— START —

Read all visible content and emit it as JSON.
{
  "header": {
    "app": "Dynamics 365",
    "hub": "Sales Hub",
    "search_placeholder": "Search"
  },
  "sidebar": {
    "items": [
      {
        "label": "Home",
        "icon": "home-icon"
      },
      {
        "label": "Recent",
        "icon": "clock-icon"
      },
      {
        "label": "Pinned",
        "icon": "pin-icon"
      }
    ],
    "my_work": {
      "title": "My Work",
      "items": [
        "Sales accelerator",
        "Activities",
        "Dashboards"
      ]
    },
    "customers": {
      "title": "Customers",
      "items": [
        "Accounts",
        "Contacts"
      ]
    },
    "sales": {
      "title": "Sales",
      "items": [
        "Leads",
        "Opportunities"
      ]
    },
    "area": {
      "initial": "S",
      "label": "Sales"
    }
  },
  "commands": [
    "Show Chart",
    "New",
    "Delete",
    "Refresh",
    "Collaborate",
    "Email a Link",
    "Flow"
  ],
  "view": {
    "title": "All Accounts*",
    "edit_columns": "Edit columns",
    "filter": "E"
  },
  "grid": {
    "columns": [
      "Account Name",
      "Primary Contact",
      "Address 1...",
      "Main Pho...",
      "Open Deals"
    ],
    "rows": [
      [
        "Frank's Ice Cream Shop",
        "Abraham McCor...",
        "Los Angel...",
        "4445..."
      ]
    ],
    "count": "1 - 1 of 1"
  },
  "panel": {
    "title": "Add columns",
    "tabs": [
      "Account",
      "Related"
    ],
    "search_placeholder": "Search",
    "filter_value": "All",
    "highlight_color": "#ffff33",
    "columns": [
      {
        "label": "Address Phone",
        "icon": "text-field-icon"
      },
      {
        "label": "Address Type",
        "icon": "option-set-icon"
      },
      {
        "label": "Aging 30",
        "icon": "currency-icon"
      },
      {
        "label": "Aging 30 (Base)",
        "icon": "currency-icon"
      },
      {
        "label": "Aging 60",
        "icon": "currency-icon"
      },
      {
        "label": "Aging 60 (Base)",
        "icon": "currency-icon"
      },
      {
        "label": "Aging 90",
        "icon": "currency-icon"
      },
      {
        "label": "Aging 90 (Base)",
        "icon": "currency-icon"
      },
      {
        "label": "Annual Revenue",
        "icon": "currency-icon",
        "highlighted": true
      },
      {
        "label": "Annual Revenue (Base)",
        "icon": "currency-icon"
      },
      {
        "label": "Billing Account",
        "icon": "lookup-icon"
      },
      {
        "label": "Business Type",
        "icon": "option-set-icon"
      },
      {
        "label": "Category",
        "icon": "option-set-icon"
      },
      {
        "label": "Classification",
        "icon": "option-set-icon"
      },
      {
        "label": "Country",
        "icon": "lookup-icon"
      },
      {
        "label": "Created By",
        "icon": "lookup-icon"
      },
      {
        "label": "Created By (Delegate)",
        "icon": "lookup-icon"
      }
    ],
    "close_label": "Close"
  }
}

— END —

To do
Copy each line of the data exactly, leaving nothing out.

Exercise answer
Read all visible content and emit it as JSON.
{
  "header": {
    "app": "Dynamics 365",
    "hub": "Sales Hub",
    "search_placeholder": "Search"
  },
  "sidebar": {
    "items": [
      {
        "label": "Home",
        "icon": "home-icon"
      },
      {
        "label": "Recent",
        "icon": "clock-icon"
      },
      {
        "label": "Pinned",
        "icon": "pin-icon"
      }
    ],
    "my_work": {
      "title": "My Work",
      "items": [
        "Sales accelerator",
        "Activities",
        "Dashboards"
      ]
    },
    "customers": {
      "title": "Customers",
      "items": [
        "Accounts",
        "Contacts"
      ]
    },
    "sales": {
      "title": "Sales",
      "items": [
        "Leads",
        "Opportunities"
      ]
    },
    "area": {
      "initial": "S",
      "label": "Sales"
    }
  },
  "commands": [
    "Show Chart",
    "New",
    "Delete",
    "Refresh",
    "Collaborate",
    "Email a Link",
    "Flow"
  ],
  "view": {
    "title": "All Accounts*",
    "edit_columns": "Edit columns",
    "filter": "E"
  },
  "grid": {
    "columns": [
      "Account Name",
      "Primary Contact",
      "Address 1...",
      "Main Pho...",
      "Open Deals"
    ],
    "rows": [
      [
        "Frank's Ice Cream Shop",
        "Abraham McCor...",
        "Los Angel...",
        "4445..."
      ]
    ],
    "count": "1 - 1 of 1"
  },
  "panel": {
    "title": "Add columns",
    "tabs": [
      "Account",
      "Related"
    ],
    "search_placeholder": "Search",
    "filter_value": "All",
    "highlight_color": "#ffff33",
    "columns": [
      {
        "label": "Address Phone",
        "icon": "text-field-icon"
      },
      {
        "label": "Address Type",
        "icon": "option-set-icon"
      },
      {
        "label": "Aging 30",
        "icon": "currency-icon"
      },
      {
        "label": "Aging 30 (Base)",
        "icon": "currency-icon"
      },
      {
        "label": "Aging 60",
        "icon": "currency-icon"
      },
      {
        "label": "Aging 60 (Base)",
        "icon": "currency-icon"
      },
      {
        "label": "Aging 90",
        "icon": "currency-icon"
      },
      {
        "label": "Aging 90 (Base)",
        "icon": "currency-icon"
      },
      {
        "label": "Annual Revenue",
        "icon": "currency-icon",
        "highlighted": true
      },
      {
        "label": "Annual Revenue (Base)",
        "icon": "currency-icon"
      },
      {
        "label": "Billing Account",
        "icon": "lookup-icon"
      },
      {
        "label": "Business Type",
        "icon": "option-set-icon"
      },
      {
        "label": "Category",
        "icon": "option-set-icon"
      },
      {
        "label": "Classification",
        "icon": "option-set-icon"
      },
      {
        "label": "Country",
        "icon": "lookup-icon"
      },
      {
        "label": "Created By",
        "icon": "lookup-icon"
      },
      {
        "label": "Created By (Delegate)",
        "icon": "lookup-icon"
      }
    ],
    "close_label": "Close"
  }
}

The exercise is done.